From the listing below, extract each entry exactly as written, minus the images.

# # # # # # #

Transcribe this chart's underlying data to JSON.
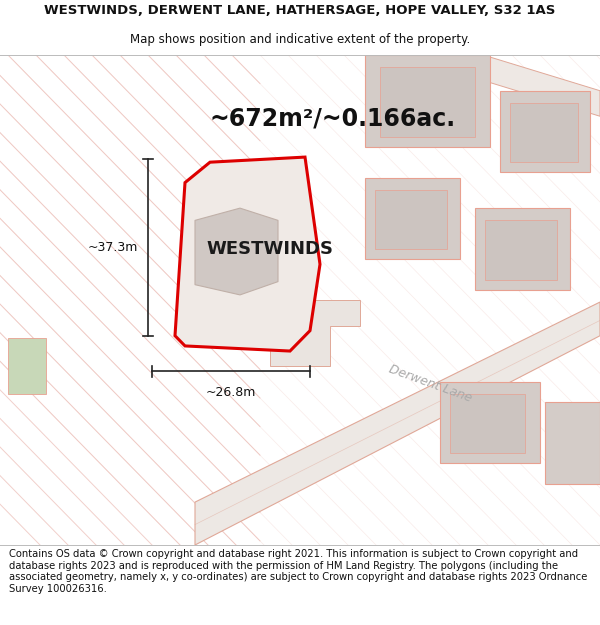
{
  "title_line1": "WESTWINDS, DERWENT LANE, HATHERSAGE, HOPE VALLEY, S32 1AS",
  "title_line2": "Map shows position and indicative extent of the property.",
  "area_text": "~672m²/~0.166ac.",
  "property_name": "WESTWINDS",
  "dim_width": "~26.8m",
  "dim_height": "~37.3m",
  "road_label": "Derwent Lane",
  "footer": "Contains OS data © Crown copyright and database right 2021. This information is subject to Crown copyright and database rights 2023 and is reproduced with the permission of HM Land Registry. The polygons (including the associated geometry, namely x, y co-ordinates) are subject to Crown copyright and database rights 2023 Ordnance Survey 100026316.",
  "bg_color": "#ffffff",
  "map_bg": "#f7f2ef",
  "plot_outline_color": "#dd0000",
  "plot_fill_color": "#f0eae6",
  "building_fill": "#d4ccc8",
  "building_edge": "#e8a090",
  "road_fill": "#ede8e4",
  "road_edge": "#e0a898",
  "hatch_color": "#e8b0a8",
  "title_fontsize": 9.5,
  "subtitle_fontsize": 8.5,
  "area_fontsize": 17,
  "property_fontsize": 13,
  "dim_fontsize": 9,
  "road_label_fontsize": 9,
  "footer_fontsize": 7.2
}
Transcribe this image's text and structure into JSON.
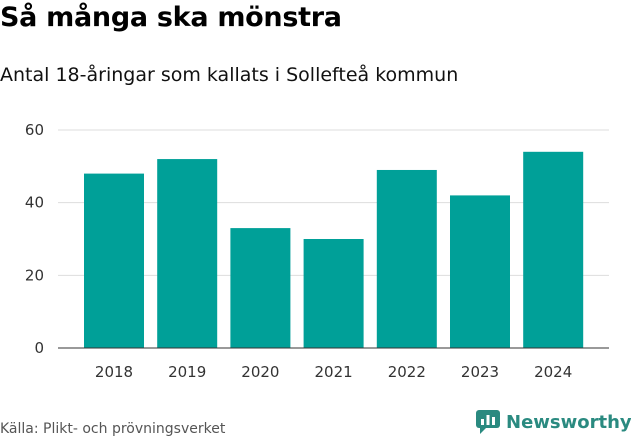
{
  "header": {
    "title": "Så många ska mönstra",
    "subtitle": "Antal 18-åringar som kallats i Sollefteå kommun"
  },
  "footer": {
    "source": "Källa: Plikt- och prövningsverket",
    "brand": "Newsworthy",
    "brand_icon": "newsworthy-logo-icon"
  },
  "colors": {
    "bar": "#00a098",
    "brand": "#2a8a80"
  },
  "chart_data": {
    "type": "bar",
    "title": "Så många ska mönstra",
    "subtitle": "Antal 18-åringar som kallats i Sollefteå kommun",
    "xlabel": "",
    "ylabel": "",
    "categories": [
      "2018",
      "2019",
      "2020",
      "2021",
      "2022",
      "2023",
      "2024"
    ],
    "values": [
      48,
      52,
      33,
      30,
      49,
      42,
      54
    ],
    "ylim": [
      0,
      60
    ],
    "yticks": [
      "0",
      "20",
      "40",
      "60"
    ],
    "grid": true,
    "legend": "none"
  }
}
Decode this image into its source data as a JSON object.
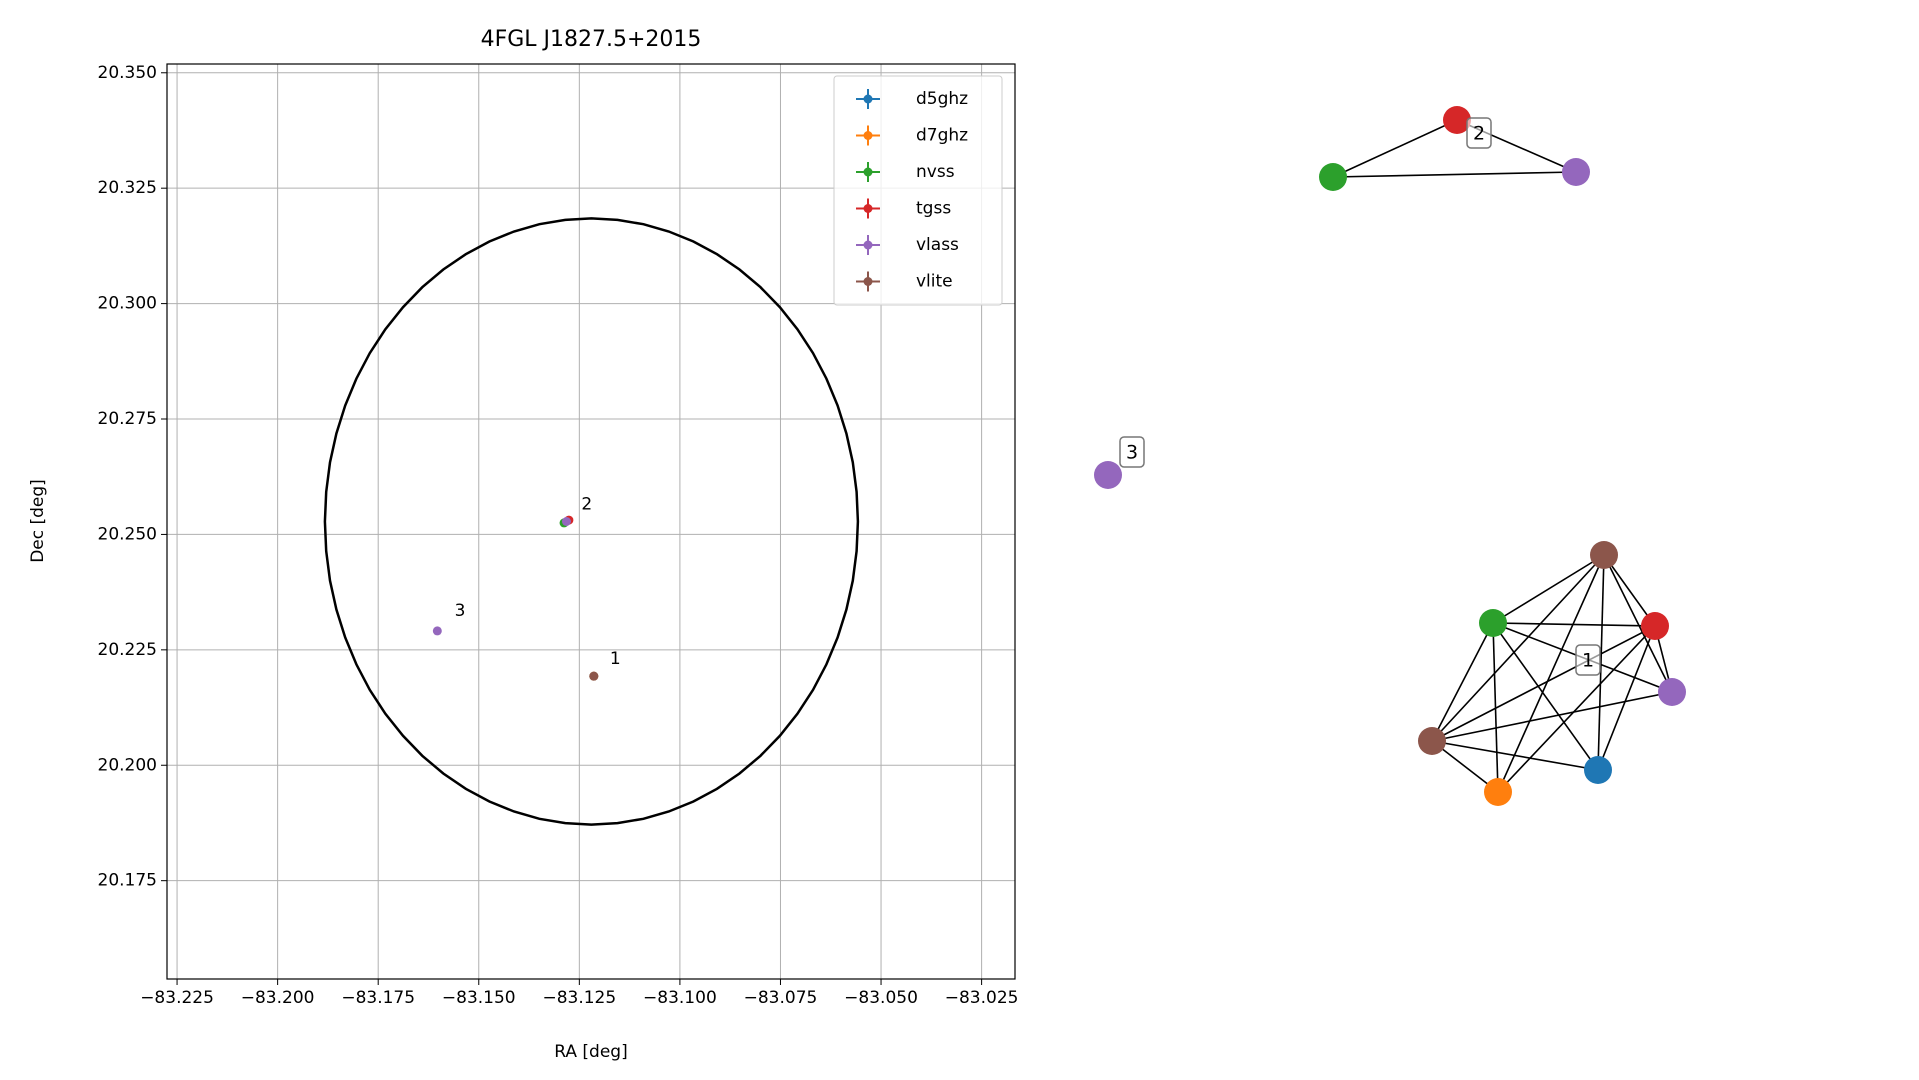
{
  "chart_data": {
    "type": "scatter",
    "title": "4FGL J1827.5+2015",
    "x_label": "RA [deg]",
    "y_label": "Dec [deg]",
    "xlim": [
      -83.2275,
      -83.0167
    ],
    "ylim": [
      20.1537,
      20.3519
    ],
    "xticks": [
      {
        "value": -83.225,
        "label": "−83.225"
      },
      {
        "value": -83.2,
        "label": "−83.200"
      },
      {
        "value": -83.175,
        "label": "−83.175"
      },
      {
        "value": -83.15,
        "label": "−83.150"
      },
      {
        "value": -83.125,
        "label": "−83.125"
      },
      {
        "value": -83.1,
        "label": "−83.100"
      },
      {
        "value": -83.075,
        "label": "−83.075"
      },
      {
        "value": -83.05,
        "label": "−83.050"
      },
      {
        "value": -83.025,
        "label": "−83.025"
      }
    ],
    "yticks": [
      20.175,
      {
        "value": 20.2,
        "label": "20.200"
      },
      20.225,
      {
        "value": 20.25,
        "label": "20.250"
      },
      20.275,
      {
        "value": 20.3,
        "label": "20.300"
      },
      20.325,
      {
        "value": 20.35,
        "label": "20.350"
      }
    ],
    "grid": true,
    "legend": "upper right",
    "series": [
      {
        "name": "d5ghz",
        "color": "#1f77b4",
        "x": [
          -83.1214
        ],
        "y": [
          20.2193
        ]
      },
      {
        "name": "d7ghz",
        "color": "#ff7f0e",
        "x": [
          -83.1214
        ],
        "y": [
          20.2193
        ]
      },
      {
        "name": "nvss",
        "color": "#2ca02c",
        "x": [
          -83.1288
        ],
        "y": [
          20.2525
        ]
      },
      {
        "name": "tgss",
        "color": "#d62728",
        "x": [
          -83.1276
        ],
        "y": [
          20.2531
        ]
      },
      {
        "name": "vlass",
        "color": "#9467bd",
        "x": [
          -83.1603,
          -83.1282
        ],
        "y": [
          20.2291,
          20.2528
        ]
      },
      {
        "name": "vlite",
        "color": "#8c564b",
        "x": [
          -83.1214
        ],
        "y": [
          20.2193
        ]
      }
    ],
    "ellipse": {
      "center": [
        -83.122,
        20.2528
      ],
      "rx": 0.06625,
      "ry": 0.06565,
      "color": "#000000"
    },
    "annotations": [
      {
        "text": "1",
        "x": -83.1174,
        "y": 20.223
      },
      {
        "text": "2",
        "x": -83.1245,
        "y": 20.2565
      },
      {
        "text": "3",
        "x": -83.156,
        "y": 20.2334
      }
    ]
  },
  "network": {
    "nodes": [
      {
        "color": "#d62728"
      },
      {
        "color": "#9467bd"
      },
      {
        "color": "#2ca02c"
      },
      {
        "color": "#9467bd"
      },
      {
        "color": "#8c564b"
      },
      {
        "color": "#2ca02c"
      },
      {
        "color": "#d62728"
      },
      {
        "color": "#9467bd"
      },
      {
        "color": "#8c564b"
      },
      {
        "color": "#ff7f0e"
      },
      {
        "color": "#1f77b4"
      }
    ],
    "edges": [
      [
        2,
        0
      ],
      [
        0,
        1
      ],
      [
        2,
        1
      ],
      [
        4,
        5
      ],
      [
        4,
        6
      ],
      [
        4,
        7
      ],
      [
        4,
        8
      ],
      [
        4,
        9
      ],
      [
        4,
        10
      ],
      [
        5,
        6
      ],
      [
        5,
        7
      ],
      [
        5,
        8
      ],
      [
        5,
        9
      ],
      [
        5,
        10
      ],
      [
        6,
        7
      ],
      [
        6,
        8
      ],
      [
        6,
        9
      ],
      [
        6,
        10
      ],
      [
        7,
        8
      ],
      [
        8,
        9
      ],
      [
        8,
        10
      ]
    ],
    "labels": [
      "1",
      "2",
      "3"
    ]
  }
}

# # # # # # #

» TASK RESPONSE
Transcribe this chart's underlying data to JSON.
{
  "title_line1": "WESTWINDS, DERWENT LANE, HATHERSAGE, HOPE VALLEY, S32 1AS",
  "title_line2": "Map shows position and indicative extent of the property.",
  "area_text": "~672m²/~0.166ac.",
  "property_name": "WESTWINDS",
  "dim_width": "~26.8m",
  "dim_height": "~37.3m",
  "road_label": "Derwent Lane",
  "footer": "Contains OS data © Crown copyright and database right 2021. This information is subject to Crown copyright and database rights 2023 and is reproduced with the permission of HM Land Registry. The polygons (including the associated geometry, namely x, y co-ordinates) are subject to Crown copyright and database rights 2023 Ordnance Survey 100026316.",
  "bg_color": "#ffffff",
  "map_bg": "#f7f2ef",
  "plot_outline_color": "#dd0000",
  "plot_fill_color": "#f0eae6",
  "building_fill": "#d4ccc8",
  "building_edge": "#e8a090",
  "road_fill": "#ede8e4",
  "road_edge": "#e0a898",
  "hatch_color": "#e8b0a8",
  "title_fontsize": 9.5,
  "subtitle_fontsize": 8.5,
  "area_fontsize": 17,
  "property_fontsize": 13,
  "dim_fontsize": 9,
  "road_label_fontsize": 9,
  "footer_fontsize": 7.2
}
Transcribe this image's text and structure into JSON.
{
  "header": {
    "title": "Så många ska mönstra",
    "subtitle": "Antal 18-åringar som kallats i Sollefteå kommun"
  },
  "footer": {
    "source": "Källa: Plikt- och prövningsverket",
    "brand": "Newsworthy",
    "brand_icon": "newsworthy-logo-icon"
  },
  "colors": {
    "bar": "#00a098",
    "brand": "#2a8a80"
  },
  "chart_data": {
    "type": "bar",
    "title": "Så många ska mönstra",
    "subtitle": "Antal 18-åringar som kallats i Sollefteå kommun",
    "xlabel": "",
    "ylabel": "",
    "categories": [
      "2018",
      "2019",
      "2020",
      "2021",
      "2022",
      "2023",
      "2024"
    ],
    "values": [
      48,
      52,
      33,
      30,
      49,
      42,
      54
    ],
    "ylim": [
      0,
      60
    ],
    "yticks": [
      "0",
      "20",
      "40",
      "60"
    ],
    "grid": true,
    "legend": "none"
  }
}
Decode this image into its source data as a JSON object.
{
  "chart_data": {
    "type": "scatter",
    "title": "4FGL J1827.5+2015",
    "x_label": "RA [deg]",
    "y_label": "Dec [deg]",
    "xlim": [
      -83.2275,
      -83.0167
    ],
    "ylim": [
      20.1537,
      20.3519
    ],
    "xticks": [
      {
        "value": -83.225,
        "label": "−83.225"
      },
      {
        "value": -83.2,
        "label": "−83.200"
      },
      {
        "value": -83.175,
        "label": "−83.175"
      },
      {
        "value": -83.15,
        "label": "−83.150"
      },
      {
        "value": -83.125,
        "label": "−83.125"
      },
      {
        "value": -83.1,
        "label": "−83.100"
      },
      {
        "value": -83.075,
        "label": "−83.075"
      },
      {
        "value": -83.05,
        "label": "−83.050"
      },
      {
        "value": -83.025,
        "label": "−83.025"
      }
    ],
    "yticks": [
      20.175,
      {
        "value": 20.2,
        "label": "20.200"
      },
      20.225,
      {
        "value": 20.25,
        "label": "20.250"
      },
      20.275,
      {
        "value": 20.3,
        "label": "20.300"
      },
      20.325,
      {
        "value": 20.35,
        "label": "20.350"
      }
    ],
    "grid": true,
    "legend": "upper right",
    "series": [
      {
        "name": "d5ghz",
        "color": "#1f77b4",
        "x": [
          -83.1214
        ],
        "y": [
          20.2193
        ]
      },
      {
        "name": "d7ghz",
        "color": "#ff7f0e",
        "x": [
          -83.1214
        ],
        "y": [
          20.2193
        ]
      },
      {
        "name": "nvss",
        "color": "#2ca02c",
        "x": [
          -83.1288
        ],
        "y": [
          20.2525
        ]
      },
      {
        "name": "tgss",
        "color": "#d62728",
        "x": [
          -83.1276
        ],
        "y": [
          20.2531
        ]
      },
      {
        "name": "vlass",
        "color": "#9467bd",
        "x": [
          -83.1603,
          -83.1282
        ],
        "y": [
          20.2291,
          20.2528
        ]
      },
      {
        "name": "vlite",
        "color": "#8c564b",
        "x": [
          -83.1214
        ],
        "y": [
          20.2193
        ]
      }
    ],
    "ellipse": {
      "center": [
        -83.122,
        20.2528
      ],
      "rx": 0.06625,
      "ry": 0.06565,
      "color": "#000000"
    },
    "annotations": [
      {
        "text": "1",
        "x": -83.1174,
        "y": 20.223
      },
      {
        "text": "2",
        "x": -83.1245,
        "y": 20.2565
      },
      {
        "text": "3",
        "x": -83.156,
        "y": 20.2334
      }
    ]
  },
  "network": {
    "nodes": [
      {
        "color": "#d62728"
      },
      {
        "color": "#9467bd"
      },
      {
        "color": "#2ca02c"
      },
      {
        "color": "#9467bd"
      },
      {
        "color": "#8c564b"
      },
      {
        "color": "#2ca02c"
      },
      {
        "color": "#d62728"
      },
      {
        "color": "#9467bd"
      },
      {
        "color": "#8c564b"
      },
      {
        "color": "#ff7f0e"
      },
      {
        "color": "#1f77b4"
      }
    ],
    "edges": [
      [
        2,
        0
      ],
      [
        0,
        1
      ],
      [
        2,
        1
      ],
      [
        4,
        5
      ],
      [
        4,
        6
      ],
      [
        4,
        7
      ],
      [
        4,
        8
      ],
      [
        4,
        9
      ],
      [
        4,
        10
      ],
      [
        5,
        6
      ],
      [
        5,
        7
      ],
      [
        5,
        8
      ],
      [
        5,
        9
      ],
      [
        5,
        10
      ],
      [
        6,
        7
      ],
      [
        6,
        8
      ],
      [
        6,
        9
      ],
      [
        6,
        10
      ],
      [
        7,
        8
      ],
      [
        8,
        9
      ],
      [
        8,
        10
      ]
    ],
    "labels": [
      "1",
      "2",
      "3"
    ]
  }
}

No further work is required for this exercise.